-- start Given data --

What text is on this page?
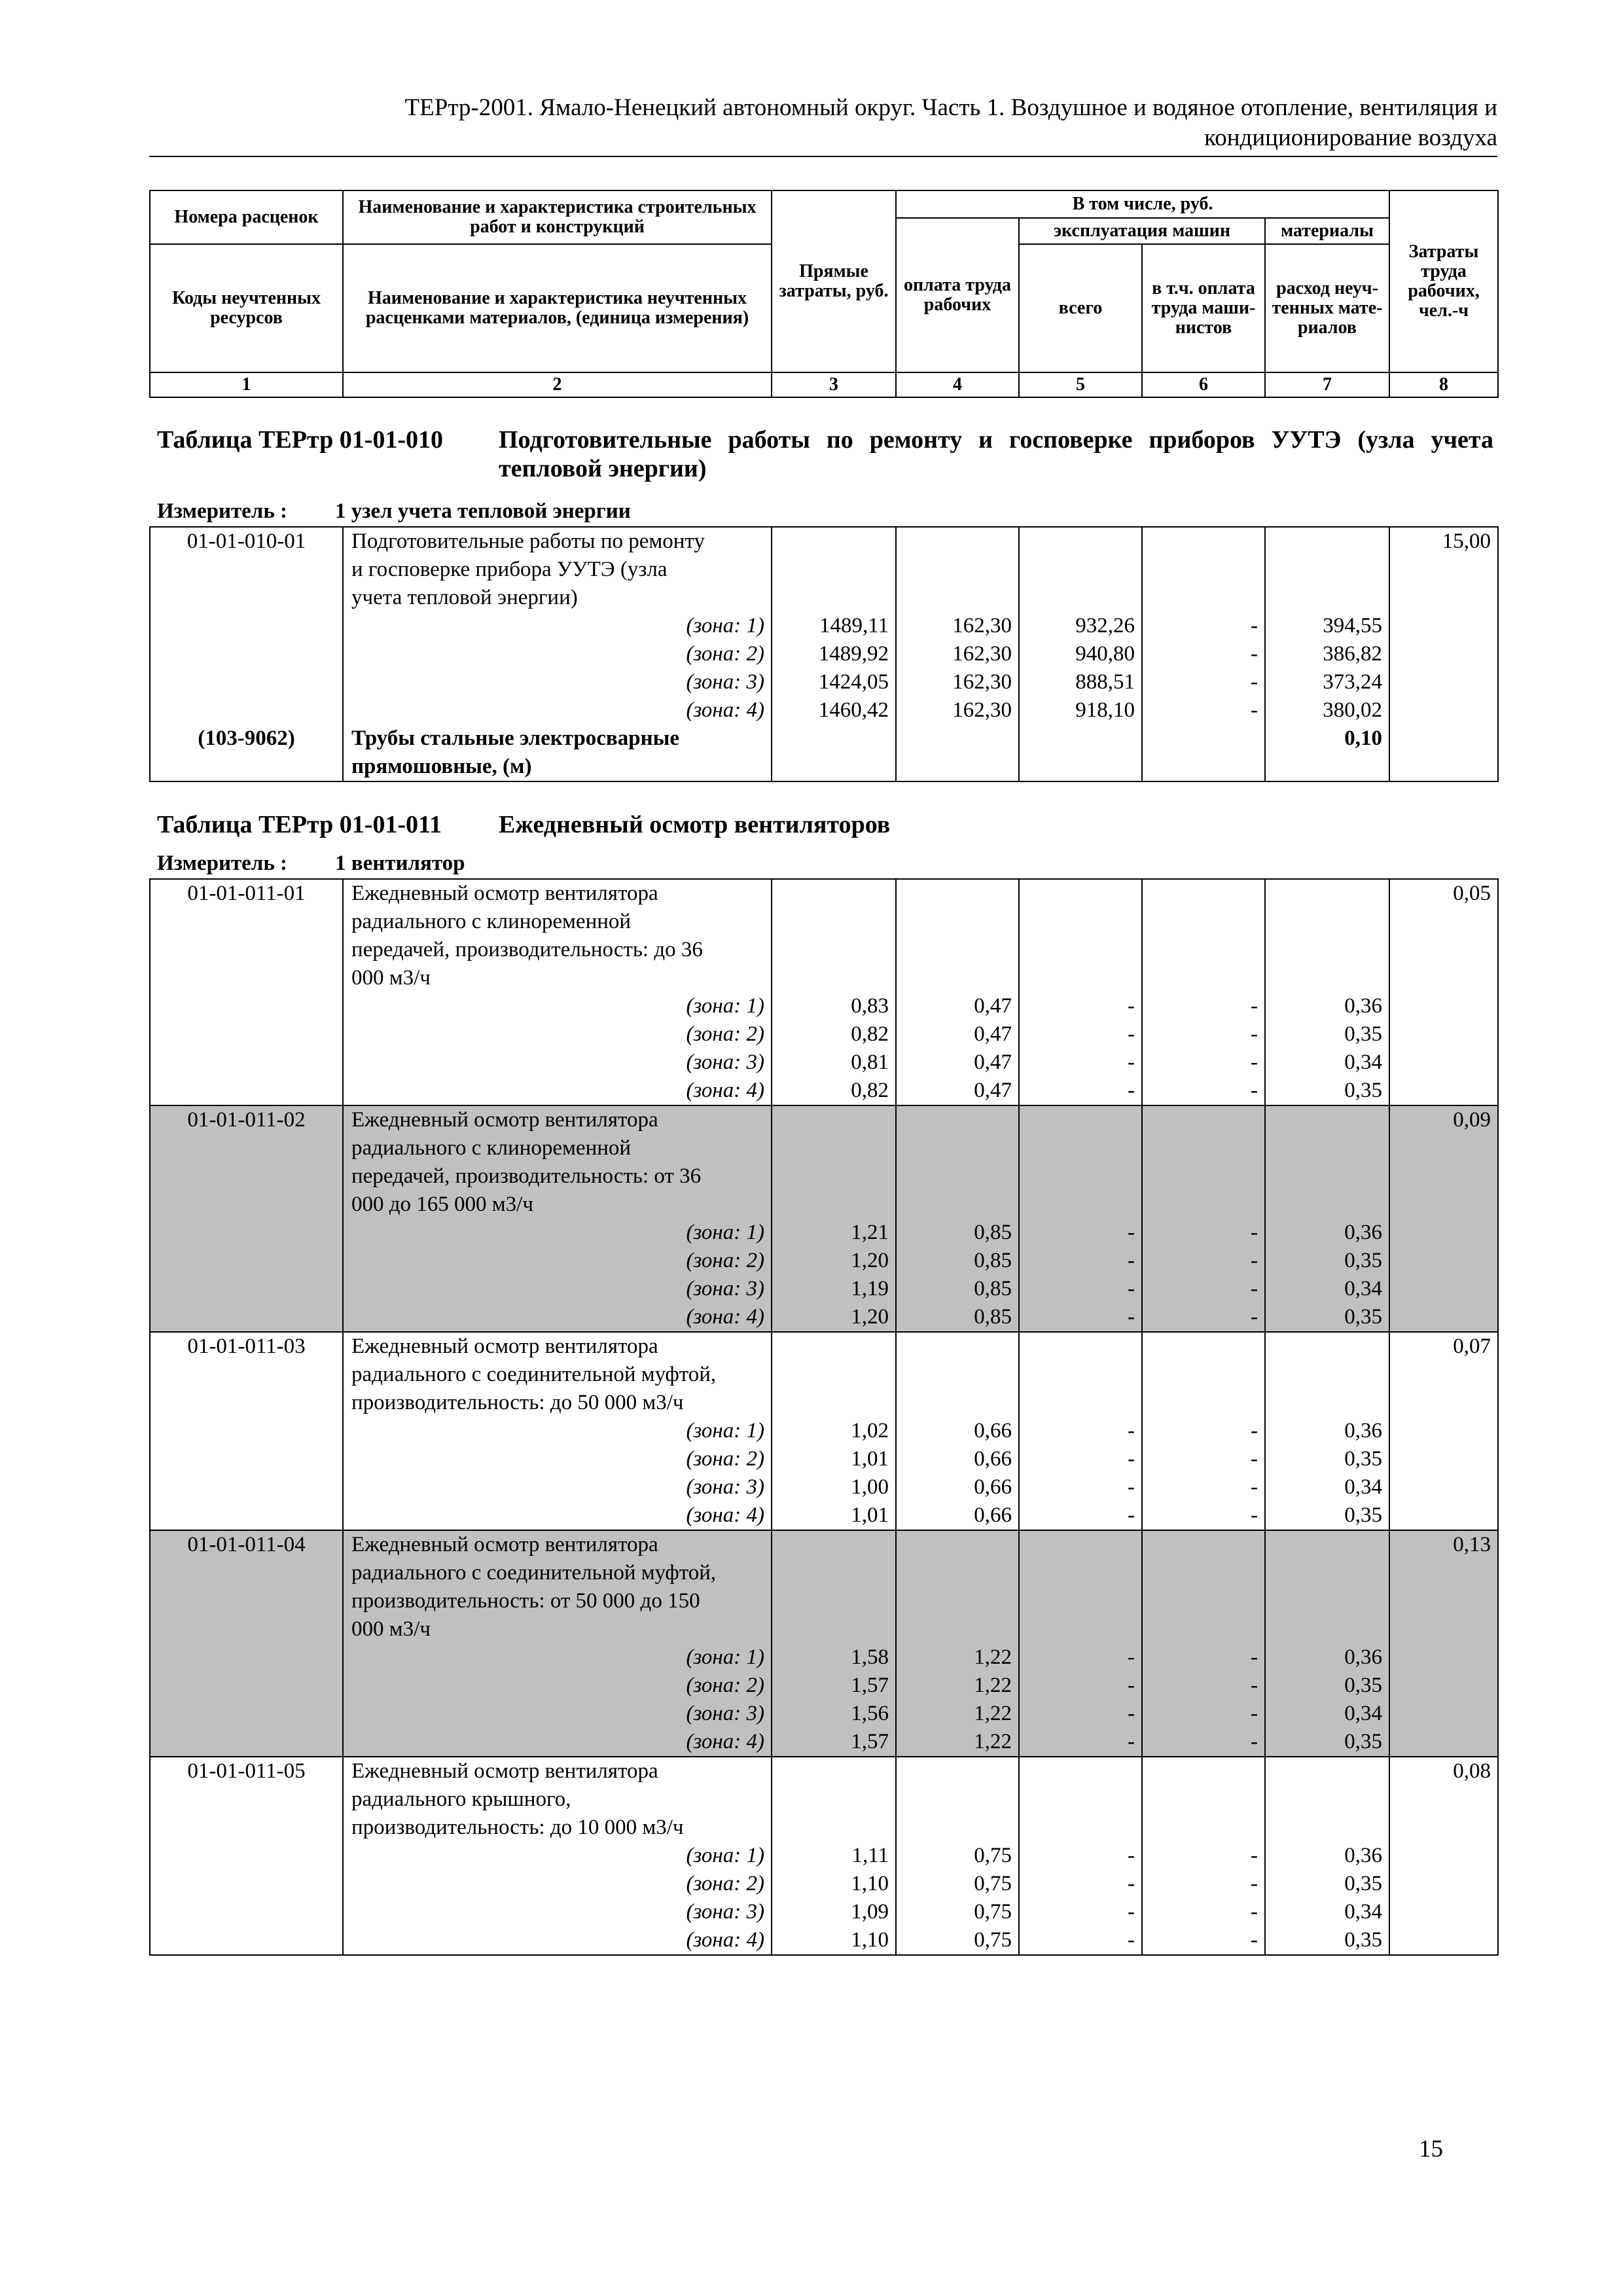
ТЕРтр-2001. Ямало-Ненецкий автономный округ. Часть 1. Воздушное и водяное отопление, вентиляция и
кондиционирование воздуха
Номера расценок	Наименование и характеристика строительных работ и конструкций	Прямые затраты, руб.	В том числе, руб.				Затраты труда рабочих, чел.-ч
			оплата труда рабочих	эксплуатация машин		материалы	
Коды неучтенных ресурсов	Наименование и характеристика неучтенных расценками материалов, (единица измерения)			всего	в т.ч. оплата труда маши-нистов	расход неуч-тенных мате-риалов	

1	2	3	4	5	6	7	8
Таблица ТЕРтр 01-01-010 Подготовительные работы по ремонту и госповерке приборов УУТЭ (узла учета тепловой энергии)
Измеритель : 1 узел учета тепловой энергии
01-01-010-01	Подготовительные работы по ремонту						15,00
	и госповерке прибора УУТЭ (узла						
	учета тепловой энергии)						
	(зона: 1)	1489,11	162,30	932,26	-	394,55	
	(зона: 2)	1489,92	162,30	940,80	-	386,82	
	(зона: 3)	1424,05	162,30	888,51	-	373,24	
	(зона: 4)	1460,42	162,30	918,10	-	380,02	
(103-9062)	Трубы стальные электросварные					0,10	
	прямошовные, (м)						
Таблица ТЕРтр 01-01-011 Ежедневный осмотр вентиляторов
Измеритель : 1 вентилятор
01-01-011-01	Ежедневный осмотр вентилятора						0,05
	радиального с клиноременной						
	передачей, производительность: до 36						
	000 м3/ч						
	(зона: 1)	0,83	0,47	-	-	0,36	
	(зона: 2)	0,82	0,47	-	-	0,35	
	(зона: 3)	0,81	0,47	-	-	0,34	
	(зона: 4)	0,82	0,47	-	-	0,35	
01-01-011-02	Ежедневный осмотр вентилятора						0,09
	радиального с клиноременной						
	передачей, производительность: от 36						
	000 до 165 000 м3/ч						
	(зона: 1)	1,21	0,85	-	-	0,36	
	(зона: 2)	1,20	0,85	-	-	0,35	
	(зона: 3)	1,19	0,85	-	-	0,34	
	(зона: 4)	1,20	0,85	-	-	0,35	
01-01-011-03	Ежедневный осмотр вентилятора						0,07
	радиального с соединительной муфтой,						
	производительность: до 50 000 м3/ч						
	(зона: 1)	1,02	0,66	-	-	0,36	
	(зона: 2)	1,01	0,66	-	-	0,35	
	(зона: 3)	1,00	0,66	-	-	0,34	
	(зона: 4)	1,01	0,66	-	-	0,35	
01-01-011-04	Ежедневный осмотр вентилятора						0,13
	радиального с соединительной муфтой,						
	производительность: от 50 000 до 150						
	000 м3/ч						
	(зона: 1)	1,58	1,22	-	-	0,36	
	(зона: 2)	1,57	1,22	-	-	0,35	
	(зона: 3)	1,56	1,22	-	-	0,34	
	(зона: 4)	1,57	1,22	-	-	0,35	
01-01-011-05	Ежедневный осмотр вентилятора						0,08
	радиального крышного,						
	производительность: до 10 000 м3/ч						
	(зона: 1)	1,11	0,75	-	-	0,36	
	(зона: 2)	1,10	0,75	-	-	0,35	
	(зона: 3)	1,09	0,75	-	-	0,34	
	(зона: 4)	1,10	0,75	-	-	0,35	
15
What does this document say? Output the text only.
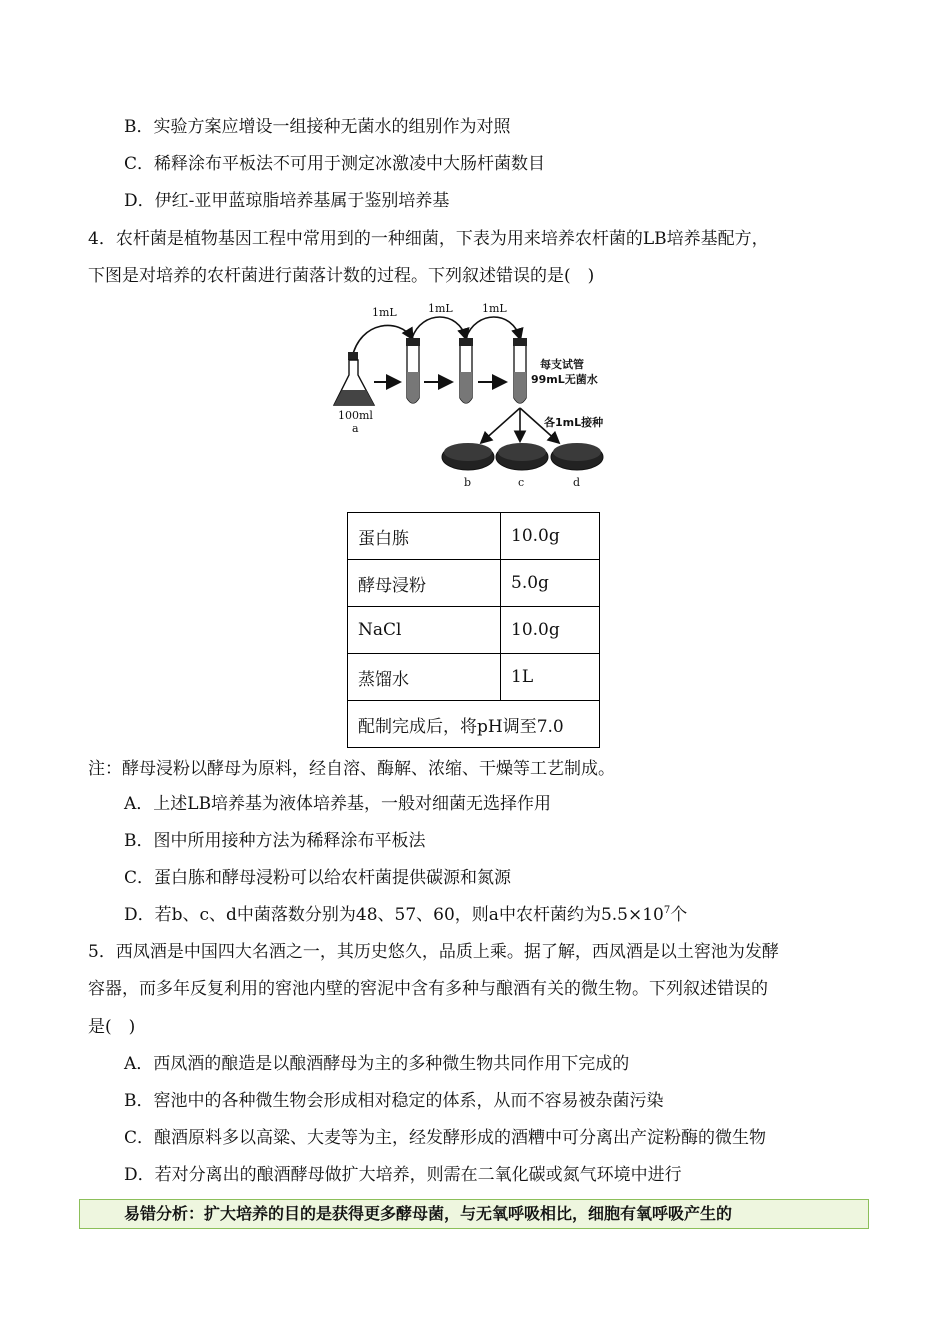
B．实验方案应增设一组接种无菌水的组别作为对照
C．稀释涂布平板法不可用于测定冰激凌中大肠杆菌数目
D．伊红-亚甲蓝琼脂培养基属于鉴别培养基
4．农杆菌是植物基因工程中常用到的一种细菌，下表为用来培养农杆菌的LB培养基配方，
下图是对培养的农杆菌进行菌落计数的过程。下列叙述错误的是(　)
1mL	1mL	1mL
100ml
a
每支试管
99mL无菌水
各1mL接种
b	c	d
蛋白胨	10.0g
酵母浸粉	5.0g
NaCl	10.0g
蒸馏水	1L
配制完成后，将pH调至7.0	
注：酵母浸粉以酵母为原料，经自溶、酶解、浓缩、干燥等工艺制成。
A．上述LB培养基为液体培养基，一般对细菌无选择作用
B．图中所用接种方法为稀释涂布平板法
C．蛋白胨和酵母浸粉可以给农杆菌提供碳源和氮源
D．若b、c、d中菌落数分别为48、57、60，则a中农杆菌约为$5.5\times 10^7$个
5．西凤酒是中国四大名酒之一，其历史悠久，品质上乘。据了解，西凤酒是以土窖池为发酵
容器，而多年反复利用的窖池内壁的窖泥中含有多种与酿酒有关的微生物。下列叙述错误的
是(　)
A．西凤酒的酿造是以酿酒酵母为主的多种微生物共同作用下完成的
B．窖池中的各种微生物会形成相对稳定的体系，从而不容易被杂菌污染
C．酿酒原料多以高粱、大麦等为主，经发酵形成的酒糟中可分离出产淀粉酶的微生物
D．若对分离出的酿酒酵母做扩大培养，则需在二氧化碳或氮气环境中进行
易错分析：扩大培养的目的是获得更多酵母菌，与无氧呼吸相比，细胞有氧呼吸产生的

-- end Given data --

## [Exercise prompt]
Every entry above should be duplicated exactly. Do not include the images.

## [Answer to this task]
What text is on this page?
ТЕРтр-2001. Ямало-Ненецкий автономный округ. Часть 1. Воздушное и водяное отопление, вентиляция и
кондиционирование воздуха
Номера расценок	Наименование и характеристика строительных работ и конструкций	Прямые затраты, руб.	В том числе, руб.				Затраты труда рабочих, чел.-ч
			оплата труда рабочих	эксплуатация машин		материалы	
Коды неучтенных ресурсов	Наименование и характеристика неучтенных расценками материалов, (единица измерения)			всего	в т.ч. оплата труда маши-нистов	расход неуч-тенных мате-риалов	

1	2	3	4	5	6	7	8
Таблица ТЕРтр 01-01-010 Подготовительные работы по ремонту и госповерке приборов УУТЭ (узла учета тепловой энергии)
Измеритель : 1 узел учета тепловой энергии
01-01-010-01	Подготовительные работы по ремонту						15,00
	и госповерке прибора УУТЭ (узла						
	учета тепловой энергии)						
	(зона: 1)	1489,11	162,30	932,26	-	394,55	
	(зона: 2)	1489,92	162,30	940,80	-	386,82	
	(зона: 3)	1424,05	162,30	888,51	-	373,24	
	(зона: 4)	1460,42	162,30	918,10	-	380,02	
(103-9062)	Трубы стальные электросварные					0,10	
	прямошовные, (м)						
Таблица ТЕРтр 01-01-011 Ежедневный осмотр вентиляторов
Измеритель : 1 вентилятор
01-01-011-01	Ежедневный осмотр вентилятора						0,05
	радиального с клиноременной						
	передачей, производительность: до 36						
	000 м3/ч						
	(зона: 1)	0,83	0,47	-	-	0,36	
	(зона: 2)	0,82	0,47	-	-	0,35	
	(зона: 3)	0,81	0,47	-	-	0,34	
	(зона: 4)	0,82	0,47	-	-	0,35	
01-01-011-02	Ежедневный осмотр вентилятора						0,09
	радиального с клиноременной						
	передачей, производительность: от 36						
	000 до 165 000 м3/ч						
	(зона: 1)	1,21	0,85	-	-	0,36	
	(зона: 2)	1,20	0,85	-	-	0,35	
	(зона: 3)	1,19	0,85	-	-	0,34	
	(зона: 4)	1,20	0,85	-	-	0,35	
01-01-011-03	Ежедневный осмотр вентилятора						0,07
	радиального с соединительной муфтой,						
	производительность: до 50 000 м3/ч						
	(зона: 1)	1,02	0,66	-	-	0,36	
	(зона: 2)	1,01	0,66	-	-	0,35	
	(зона: 3)	1,00	0,66	-	-	0,34	
	(зона: 4)	1,01	0,66	-	-	0,35	
01-01-011-04	Ежедневный осмотр вентилятора						0,13
	радиального с соединительной муфтой,						
	производительность: от 50 000 до 150						
	000 м3/ч						
	(зона: 1)	1,58	1,22	-	-	0,36	
	(зона: 2)	1,57	1,22	-	-	0,35	
	(зона: 3)	1,56	1,22	-	-	0,34	
	(зона: 4)	1,57	1,22	-	-	0,35	
01-01-011-05	Ежедневный осмотр вентилятора						0,08
	радиального крышного,						
	производительность: до 10 000 м3/ч						
	(зона: 1)	1,11	0,75	-	-	0,36	
	(зона: 2)	1,10	0,75	-	-	0,35	
	(зона: 3)	1,09	0,75	-	-	0,34	
	(зона: 4)	1,10	0,75	-	-	0,35	
15
What does this document say? Output the text only.
B．实验方案应增设一组接种无菌水的组别作为对照
C．稀释涂布平板法不可用于测定冰激凌中大肠杆菌数目
D．伊红-亚甲蓝琼脂培养基属于鉴别培养基
4．农杆菌是植物基因工程中常用到的一种细菌，下表为用来培养农杆菌的LB培养基配方，
下图是对培养的农杆菌进行菌落计数的过程。下列叙述错误的是(　)
1mL	1mL	1mL
100ml
a
每支试管
99mL无菌水
各1mL接种
b	c	d
蛋白胨	10.0g
酵母浸粉	5.0g
NaCl	10.0g
蒸馏水	1L
配制完成后，将pH调至7.0	
注：酵母浸粉以酵母为原料，经自溶、酶解、浓缩、干燥等工艺制成。
A．上述LB培养基为液体培养基，一般对细菌无选择作用
B．图中所用接种方法为稀释涂布平板法
C．蛋白胨和酵母浸粉可以给农杆菌提供碳源和氮源
D．若b、c、d中菌落数分别为48、57、60，则a中农杆菌约为$5.5\times 10^7$个
5．西凤酒是中国四大名酒之一，其历史悠久，品质上乘。据了解，西凤酒是以土窖池为发酵
容器，而多年反复利用的窖池内壁的窖泥中含有多种与酿酒有关的微生物。下列叙述错误的
是(　)
A．西凤酒的酿造是以酿酒酵母为主的多种微生物共同作用下完成的
B．窖池中的各种微生物会形成相对稳定的体系，从而不容易被杂菌污染
C．酿酒原料多以高粱、大麦等为主，经发酵形成的酒糟中可分离出产淀粉酶的微生物
D．若对分离出的酿酒酵母做扩大培养，则需在二氧化碳或氮气环境中进行
易错分析：扩大培养的目的是获得更多酵母菌，与无氧呼吸相比，细胞有氧呼吸产生的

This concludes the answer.